GIVEN RECORDS:
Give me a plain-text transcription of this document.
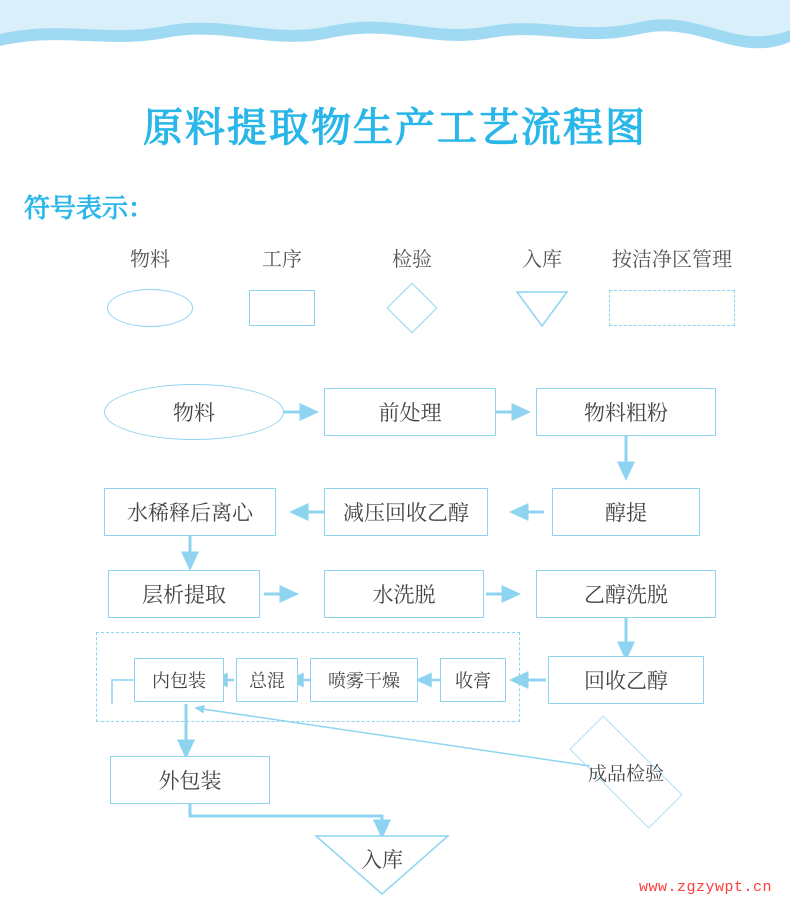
原料提取物生产工艺流程图
符号表示：
物料	工序	检验	入库	按洁净区管理
物料	前处理	物料粗粉
醇提
减压回收乙醇
水稀释后离心
层析提取	水洗脱	乙醇洗脱
回收乙醇
收膏
喷雾干燥
总混
内包装
外包装	成品检验
入库
www.zgzywpt.cn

PROBLEM DESCRIPTION:
Give back all entries exactly. No pictures belong in the copy.

SOLUTION TO THIS EXERCISE:
Give me a plain-text transcription of this document.
原料提取物生产工艺流程图
符号表示：
物料	工序	检验	入库	按洁净区管理
物料	前处理	物料粗粉
醇提
减压回收乙醇
水稀释后离心
层析提取	水洗脱	乙醇洗脱
回收乙醇
收膏
喷雾干燥
总混
内包装
外包装	成品检验
入库
www.zgzywpt.cn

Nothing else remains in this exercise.